**The problem**
Repeat every line of the listing below exactly, minus the pictures.

**Information given**
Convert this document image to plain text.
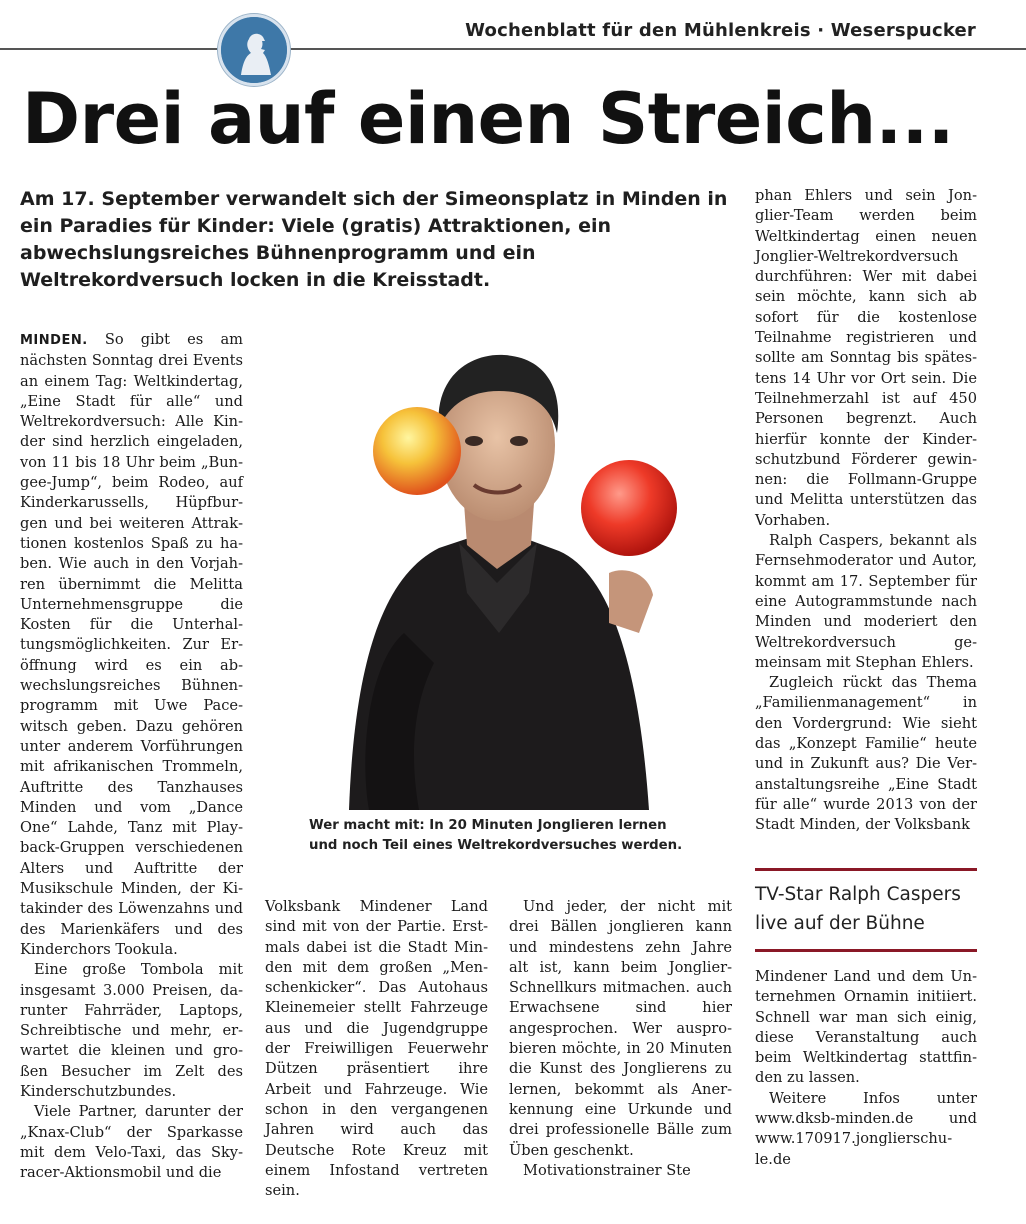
Wochenblatt für den Mühlenkreis · Weserspucker
Drei auf einen Streich...

Am 17. September verwandelt sich der Simeonsplatz in Minden in ein Paradies für Kinder: Viele (gratis) Attraktionen, ein abwechslungsreiches Bühnenprogramm und ein Weltrekordversuch locken in die Kreisstadt.

MINDEN. So gibt es am nächsten Sonntag drei Events an einem Tag: Weltkindertag, „Eine Stadt für alle“ und Weltrekordversuch: Alle Kinder sind herzlich eingeladen, von 11 bis 18 Uhr beim „Bungee-Jump“, beim Rodeo, auf Kinderkarussells, Hüpfburgen und bei weiteren Attraktionen kostenlos Spaß zu haben. Wie auch in den Vorjahren übernimmt die Melitta Unternehmensgruppe die Kosten für die Unterhaltungsmöglichkeiten. Zur Eröffnung wird es ein abwechslungsreiches Bühnenprogramm mit Uwe Pacewitsch geben. Dazu gehören unter anderem Vorführungen mit afrikanischen Trommeln, Auftritte des Tanzhauses Minden und vom „Dance One“ Lahde, Tanz mit Playback-Gruppen verschiedenen Alters und Auftritte der Musikschule Minden, der Kitakinder des Löwenzahns und des Marienkäfers und des Kinderchors Tookula.

Eine große Tombola mit insgesamt 3.000 Preisen, darunter Fahrräder, Laptops, Schreibtische und mehr, erwartet die kleinen und großen Besucher im Zelt des Kinderschutzbundes.

Viele Partner, darunter der „Knax-Club“ der Sparkasse mit dem Velo-Taxi, das Skyracer-Aktionsmobil und die

Wer macht mit: In 20 Minuten Jonglieren lernen und noch Teil eines Weltrekordversuches werden.

Volksbank Mindener Land sind mit von der Partie. Erstmals dabei ist die Stadt Minden mit dem großen „Menschenkicker“. Das Autohaus Kleinemeier stellt Fahrzeuge aus und die Jugendgruppe der Freiwilligen Feuerwehr Dützen präsentiert ihre Arbeit und Fahrzeuge. Wie schon in den vergangenen Jahren wird auch das Deutsche Rote Kreuz mit einem Infostand vertreten sein.

Und jeder, der nicht mit drei Bällen jonglieren kann und mindestens zehn Jahre alt ist, kann beim Jonglier-Schnellkurs mitmachen. auch Erwachsene sind hier angesprochen. Wer ausprobieren möchte, in 20 Minuten die Kunst des Jonglierens zu lernen, bekommt als Anerkennung eine Urkunde und drei professionelle Bälle zum Üben geschenkt.

Motivationstrainer Ste

phan Ehlers und sein Jonglier-Team werden beim Weltkindertag einen neuen Jonglier-Weltrekordversuch durchführen: Wer mit dabei sein möchte, kann sich ab sofort für die kostenlose Teilnahme registrieren und sollte am Sonntag bis spätestens 14 Uhr vor Ort sein. Die Teilnehmerzahl ist auf 450 Personen begrenzt. Auch hierfür konnte der Kinderschutzbund Förderer gewinnen: die Follmann-Gruppe und Melitta unterstützen das Vorhaben.

Ralph Caspers, bekannt als Fernsehmoderator und Autor, kommt am 17. September für eine Autogrammstunde nach Minden und moderiert den Weltrekordversuch gemeinsam mit Stephan Ehlers.

Zugleich rückt das Thema „Familienmanagement“ in den Vordergrund: Wie sieht das „Konzept Familie“ heute und in Zukunft aus? Die Veranstaltungsreihe „Eine Stadt für alle“ wurde 2013 von der Stadt Minden, der Volksbank

TV-Star Ralph Caspers live auf der Bühne

Mindener Land und dem Unternehmen Ornamin initiiert. Schnell war man sich einig, diese Veranstaltung auch beim Weltkindertag stattfinden zu lassen.

Weitere Infos unter www.dksb-minden.de und www.170917.jonglierschule.de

**Correct response**
Convert this document image to plain text.
Wochenblatt für den Mühlenkreis · Weserspucker
Drei auf einen Streich...

Am 17. September verwandelt sich der Simeonsplatz in Minden in ein Paradies für Kinder: Viele (gratis) Attraktionen, ein abwechslungsreiches Bühnenprogramm und ein Weltrekordversuch locken in die Kreisstadt.

MINDEN. So gibt es am nächsten Sonntag drei Events an einem Tag: Weltkindertag, „Eine Stadt für alle“ und Weltrekordversuch: Alle Kinder sind herzlich eingeladen, von 11 bis 18 Uhr beim „Bungee-Jump“, beim Rodeo, auf Kinderkarussells, Hüpfburgen und bei weiteren Attraktionen kostenlos Spaß zu haben. Wie auch in den Vorjahren übernimmt die Melitta Unternehmensgruppe die Kosten für die Unterhaltungsmöglichkeiten. Zur Eröffnung wird es ein abwechslungsreiches Bühnenprogramm mit Uwe Pacewitsch geben. Dazu gehören unter anderem Vorführungen mit afrikanischen Trommeln, Auftritte des Tanzhauses Minden und vom „Dance One“ Lahde, Tanz mit Playback-Gruppen verschiedenen Alters und Auftritte der Musikschule Minden, der Kitakinder des Löwenzahns und des Marienkäfers und des Kinderchors Tookula.

Eine große Tombola mit insgesamt 3.000 Preisen, darunter Fahrräder, Laptops, Schreibtische und mehr, erwartet die kleinen und großen Besucher im Zelt des Kinderschutzbundes.

Viele Partner, darunter der „Knax-Club“ der Sparkasse mit dem Velo-Taxi, das Skyracer-Aktionsmobil und die

Wer macht mit: In 20 Minuten Jonglieren lernen und noch Teil eines Weltrekordversuches werden.

Volksbank Mindener Land sind mit von der Partie. Erstmals dabei ist die Stadt Minden mit dem großen „Menschenkicker“. Das Autohaus Kleinemeier stellt Fahrzeuge aus und die Jugendgruppe der Freiwilligen Feuerwehr Dützen präsentiert ihre Arbeit und Fahrzeuge. Wie schon in den vergangenen Jahren wird auch das Deutsche Rote Kreuz mit einem Infostand vertreten sein.

Und jeder, der nicht mit drei Bällen jonglieren kann und mindestens zehn Jahre alt ist, kann beim Jonglier-Schnellkurs mitmachen. auch Erwachsene sind hier angesprochen. Wer ausprobieren möchte, in 20 Minuten die Kunst des Jonglierens zu lernen, bekommt als Anerkennung eine Urkunde und drei professionelle Bälle zum Üben geschenkt.

Motivationstrainer Ste

phan Ehlers und sein Jonglier-Team werden beim Weltkindertag einen neuen Jonglier-Weltrekordversuch durchführen: Wer mit dabei sein möchte, kann sich ab sofort für die kostenlose Teilnahme registrieren und sollte am Sonntag bis spätestens 14 Uhr vor Ort sein. Die Teilnehmerzahl ist auf 450 Personen begrenzt. Auch hierfür konnte der Kinderschutzbund Förderer gewinnen: die Follmann-Gruppe und Melitta unterstützen das Vorhaben.

Ralph Caspers, bekannt als Fernsehmoderator und Autor, kommt am 17. September für eine Autogrammstunde nach Minden und moderiert den Weltrekordversuch gemeinsam mit Stephan Ehlers.

Zugleich rückt das Thema „Familienmanagement“ in den Vordergrund: Wie sieht das „Konzept Familie“ heute und in Zukunft aus? Die Veranstaltungsreihe „Eine Stadt für alle“ wurde 2013 von der Stadt Minden, der Volksbank

TV-Star Ralph Caspers live auf der Bühne

Mindener Land und dem Unternehmen Ornamin initiiert. Schnell war man sich einig, diese Veranstaltung auch beim Weltkindertag stattfinden zu lassen.

Weitere Infos unter www.dksb-minden.de und www.170917.jonglierschule.de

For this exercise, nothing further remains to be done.